DATA SUPPLIED:
- - -

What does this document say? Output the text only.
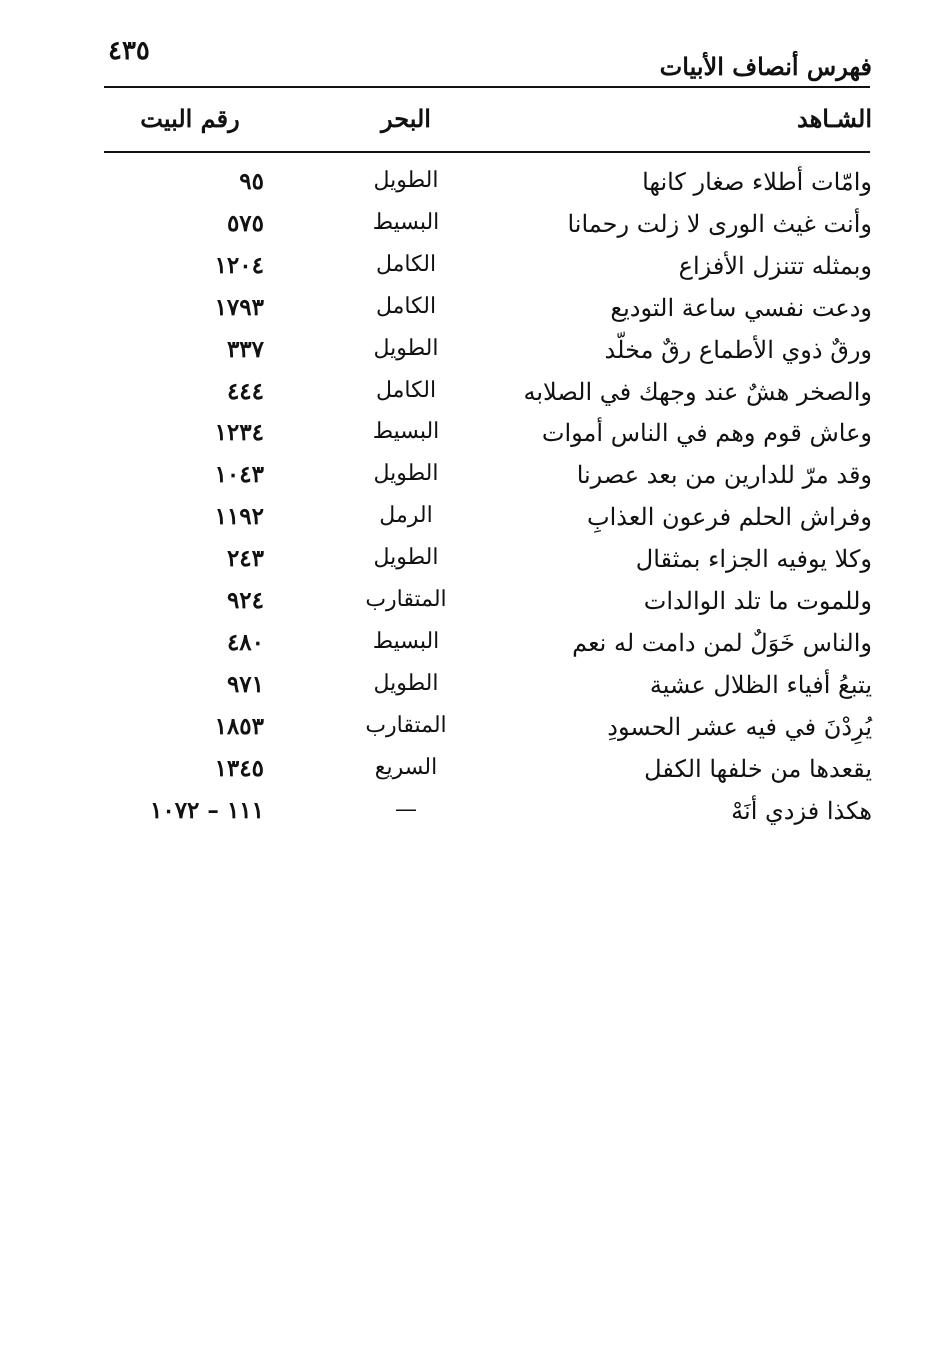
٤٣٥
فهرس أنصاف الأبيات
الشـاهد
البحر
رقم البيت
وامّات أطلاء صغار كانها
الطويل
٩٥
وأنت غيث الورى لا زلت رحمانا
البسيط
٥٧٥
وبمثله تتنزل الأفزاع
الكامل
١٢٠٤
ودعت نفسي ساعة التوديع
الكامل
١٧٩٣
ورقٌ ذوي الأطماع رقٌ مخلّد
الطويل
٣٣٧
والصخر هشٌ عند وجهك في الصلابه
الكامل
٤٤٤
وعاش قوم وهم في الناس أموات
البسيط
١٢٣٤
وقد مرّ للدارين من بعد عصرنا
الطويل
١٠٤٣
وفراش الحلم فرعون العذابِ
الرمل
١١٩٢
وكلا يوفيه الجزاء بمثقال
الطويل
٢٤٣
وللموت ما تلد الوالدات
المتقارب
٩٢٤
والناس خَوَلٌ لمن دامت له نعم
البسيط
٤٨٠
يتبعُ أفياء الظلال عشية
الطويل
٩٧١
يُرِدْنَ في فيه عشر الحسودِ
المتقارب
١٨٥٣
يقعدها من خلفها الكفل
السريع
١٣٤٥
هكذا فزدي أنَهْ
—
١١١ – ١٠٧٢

- - -

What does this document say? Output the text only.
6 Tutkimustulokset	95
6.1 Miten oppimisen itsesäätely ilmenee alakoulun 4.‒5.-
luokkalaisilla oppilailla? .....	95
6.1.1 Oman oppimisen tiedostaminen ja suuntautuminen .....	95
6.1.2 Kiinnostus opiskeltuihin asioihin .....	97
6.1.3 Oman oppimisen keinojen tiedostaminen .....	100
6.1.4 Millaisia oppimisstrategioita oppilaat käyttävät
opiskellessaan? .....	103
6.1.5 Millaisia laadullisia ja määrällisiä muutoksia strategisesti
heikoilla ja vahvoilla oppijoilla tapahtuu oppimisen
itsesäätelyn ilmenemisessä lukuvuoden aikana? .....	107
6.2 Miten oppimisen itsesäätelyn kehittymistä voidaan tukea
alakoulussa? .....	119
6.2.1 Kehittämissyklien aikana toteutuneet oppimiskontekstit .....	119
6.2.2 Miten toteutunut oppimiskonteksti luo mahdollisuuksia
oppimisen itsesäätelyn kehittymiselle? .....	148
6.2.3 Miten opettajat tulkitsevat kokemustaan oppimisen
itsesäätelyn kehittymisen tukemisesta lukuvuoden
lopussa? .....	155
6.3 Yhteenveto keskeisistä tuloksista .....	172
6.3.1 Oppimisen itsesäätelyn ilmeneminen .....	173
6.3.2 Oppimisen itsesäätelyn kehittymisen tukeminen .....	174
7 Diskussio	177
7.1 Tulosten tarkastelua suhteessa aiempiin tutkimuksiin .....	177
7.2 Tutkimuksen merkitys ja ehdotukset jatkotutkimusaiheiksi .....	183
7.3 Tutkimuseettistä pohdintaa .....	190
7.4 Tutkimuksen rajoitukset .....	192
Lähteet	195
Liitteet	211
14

- - -

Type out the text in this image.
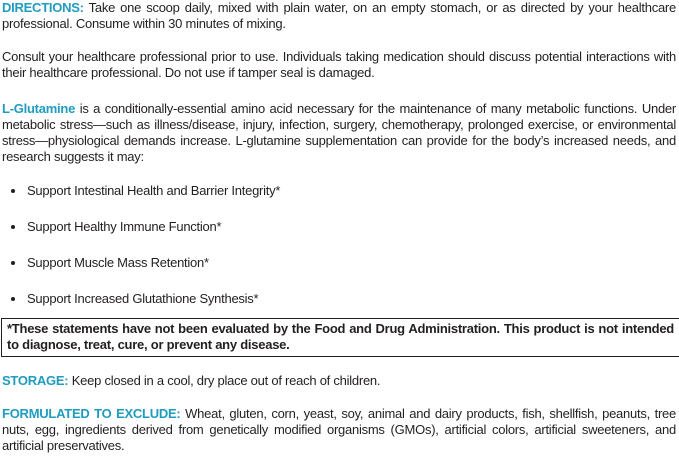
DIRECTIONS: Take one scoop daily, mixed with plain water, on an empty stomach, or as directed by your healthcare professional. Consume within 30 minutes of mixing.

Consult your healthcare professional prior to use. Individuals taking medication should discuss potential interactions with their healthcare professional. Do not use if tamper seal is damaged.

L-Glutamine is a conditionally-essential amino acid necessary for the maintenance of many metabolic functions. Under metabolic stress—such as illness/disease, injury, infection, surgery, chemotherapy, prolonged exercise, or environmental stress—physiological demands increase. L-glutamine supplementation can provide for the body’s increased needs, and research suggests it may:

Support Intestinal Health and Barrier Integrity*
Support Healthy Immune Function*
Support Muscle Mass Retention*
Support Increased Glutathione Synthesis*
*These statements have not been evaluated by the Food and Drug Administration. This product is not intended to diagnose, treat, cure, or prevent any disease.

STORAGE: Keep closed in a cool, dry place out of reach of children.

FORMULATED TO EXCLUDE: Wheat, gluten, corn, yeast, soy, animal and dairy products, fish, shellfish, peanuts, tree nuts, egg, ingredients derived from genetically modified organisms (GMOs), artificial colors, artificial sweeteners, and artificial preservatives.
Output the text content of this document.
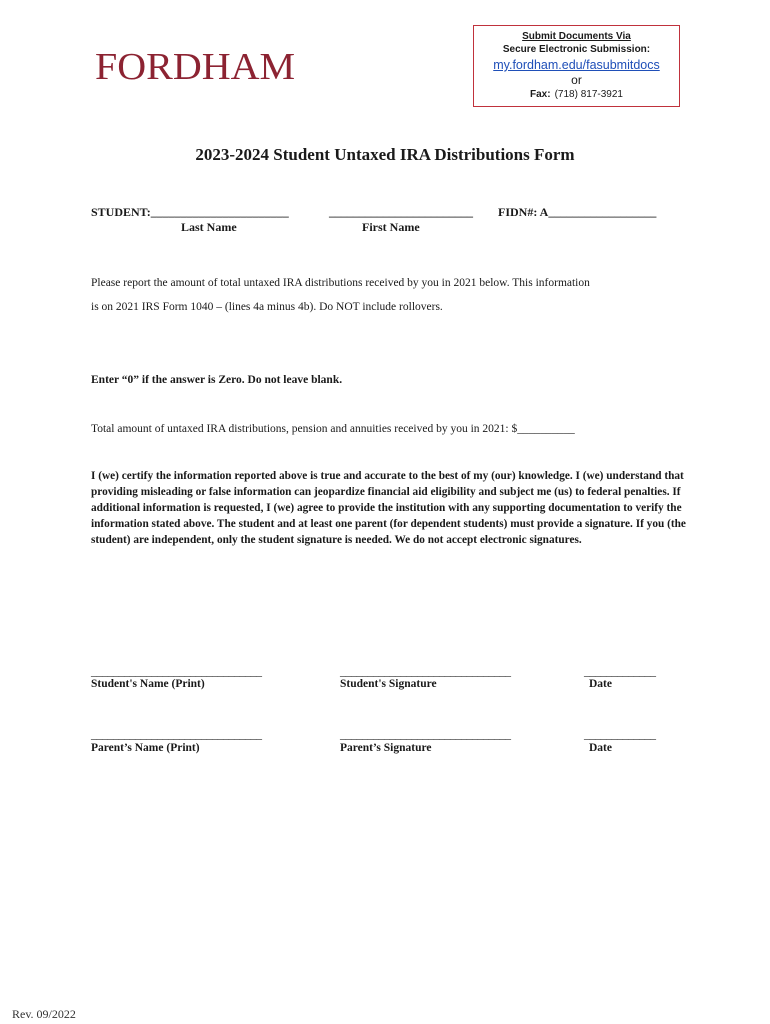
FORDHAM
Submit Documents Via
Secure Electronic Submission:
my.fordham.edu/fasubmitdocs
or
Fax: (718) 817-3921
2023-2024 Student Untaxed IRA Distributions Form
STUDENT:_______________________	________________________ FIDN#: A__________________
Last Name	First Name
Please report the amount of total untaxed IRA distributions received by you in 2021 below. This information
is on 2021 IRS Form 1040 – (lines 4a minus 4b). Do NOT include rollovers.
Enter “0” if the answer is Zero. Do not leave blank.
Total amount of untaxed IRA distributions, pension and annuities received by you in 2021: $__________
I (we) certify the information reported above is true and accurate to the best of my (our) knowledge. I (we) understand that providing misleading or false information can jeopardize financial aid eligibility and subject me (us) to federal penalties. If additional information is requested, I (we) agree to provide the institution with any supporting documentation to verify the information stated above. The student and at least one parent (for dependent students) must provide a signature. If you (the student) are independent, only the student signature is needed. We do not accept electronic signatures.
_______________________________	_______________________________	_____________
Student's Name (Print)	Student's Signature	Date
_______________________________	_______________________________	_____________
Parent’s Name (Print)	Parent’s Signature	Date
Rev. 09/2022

- - -

In the data above, count the lines where the word "lukuvuoden" appears; reply with the number only.

RESULT OF THIS EXERCISE: 2